§ Task directions: Copy out the listing that follows, exactly, without its pictures.

─── Extracted entries

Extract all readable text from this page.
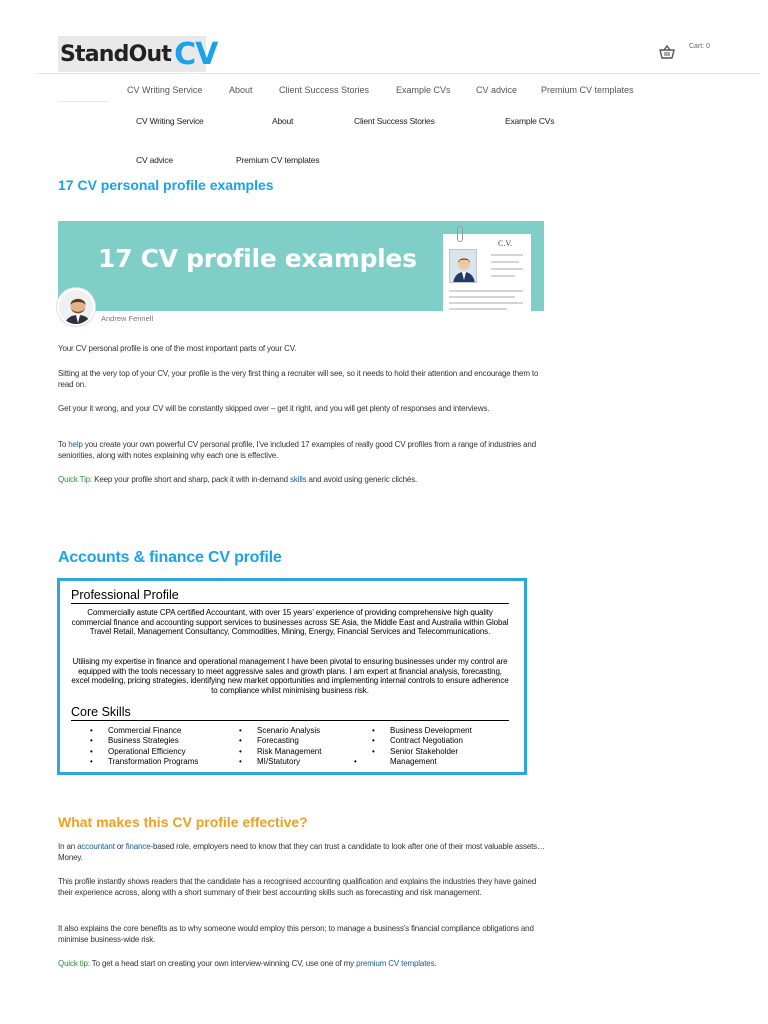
StandOut CV	Cart: 0
CV Writing Service	About	Client Success Stories	Example CVs	CV advice	Premium CV templates
CV Writing Service	About	Client Success Stories	Example CVs
CV advice	Premium CV templates
17 CV personal profile examples
17 CV profile examples
C.V.
Andrew Fennell

Your CV personal profile is one of the most important parts of your CV.

Sitting at the very top of your CV, your profile is the very first thing a recruiter will see, so it needs to hold their attention and encourage them to read on.

Get your it wrong, and your CV will be constantly skipped over – get it right, and you will get plenty of responses and interviews.

To help you create your own powerful CV personal profile, I've included 17 examples of really good CV profiles from a range of industries and seniorities, along with notes explaining why each one is effective.

Quick Tip: Keep your profile short and sharp, pack it with in-demand skills and avoid using generic clichés.

Accounts & finance CV profile
Professional Profile
Commercially astute CPA certified Accountant, with over 15 years' experience of providing comprehensive high quality commercial finance and accounting support services to businesses across SE Asia, the Middle East and Australia within Global Travel Retail, Management Consultancy, Commodities, Mining, Energy, Financial Services and Telecommunications.
Utilising my expertise in finance and operational management I have been pivotal to ensuring businesses under my control are equipped with the tools necessary to meet aggressive sales and growth plans. I am expert at financial analysis, forecasting, excel modeling, pricing strategies, identifying new market opportunities and implementing internal controls to ensure adherence to compliance whilst minimising business risk.
Core Skills
• Commercial Finance
• Business Strategies
• Operational Efficiency
• Transformation Programs
• Scenario Analysis
• Forecasting
• Risk Management
• MI/Statutory
• Business Development
• Contract Negotiation
• Senior Stakeholder
• Management
What makes this CV profile effective?

In an accountant or finance-based role, employers need to know that they can trust a candidate to look after one of their most valuable assets… Money.

This profile instantly shows readers that the candidate has a recognised accounting qualification and explains the industries they have gained their experience across, along with a short summary of their best accounting skills such as forecasting and risk management.

It also explains the core benefits as to why someone would employ this person; to manage a business's financial compliance obligations and minimise business-wide risk.

Quick tip: To get a head start on creating your own interview-winning CV, use one of my premium CV templates.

──────

§ Result of the task:
Extract all readable text from this page.
StandOut CV	Cart: 0
CV Writing Service	About	Client Success Stories	Example CVs	CV advice	Premium CV templates
CV Writing Service	About	Client Success Stories	Example CVs
CV advice	Premium CV templates
17 CV personal profile examples
17 CV profile examples
C.V.
Andrew Fennell

Your CV personal profile is one of the most important parts of your CV.

Sitting at the very top of your CV, your profile is the very first thing a recruiter will see, so it needs to hold their attention and encourage them to read on.

Get your it wrong, and your CV will be constantly skipped over – get it right, and you will get plenty of responses and interviews.

To help you create your own powerful CV personal profile, I've included 17 examples of really good CV profiles from a range of industries and seniorities, along with notes explaining why each one is effective.

Quick Tip: Keep your profile short and sharp, pack it with in-demand skills and avoid using generic clichés.

Accounts & finance CV profile
Professional Profile
Commercially astute CPA certified Accountant, with over 15 years' experience of providing comprehensive high quality commercial finance and accounting support services to businesses across SE Asia, the Middle East and Australia within Global Travel Retail, Management Consultancy, Commodities, Mining, Energy, Financial Services and Telecommunications.
Utilising my expertise in finance and operational management I have been pivotal to ensuring businesses under my control are equipped with the tools necessary to meet aggressive sales and growth plans. I am expert at financial analysis, forecasting, excel modeling, pricing strategies, identifying new market opportunities and implementing internal controls to ensure adherence to compliance whilst minimising business risk.
Core Skills
• Commercial Finance
• Business Strategies
• Operational Efficiency
• Transformation Programs
• Scenario Analysis
• Forecasting
• Risk Management
• MI/Statutory
• Business Development
• Contract Negotiation
• Senior Stakeholder
• Management
What makes this CV profile effective?

In an accountant or finance-based role, employers need to know that they can trust a candidate to look after one of their most valuable assets… Money.

This profile instantly shows readers that the candidate has a recognised accounting qualification and explains the industries they have gained their experience across, along with a short summary of their best accounting skills such as forecasting and risk management.

It also explains the core benefits as to why someone would employ this person; to manage a business's financial compliance obligations and minimise business-wide risk.

Quick tip: To get a head start on creating your own interview-winning CV, use one of my premium CV templates.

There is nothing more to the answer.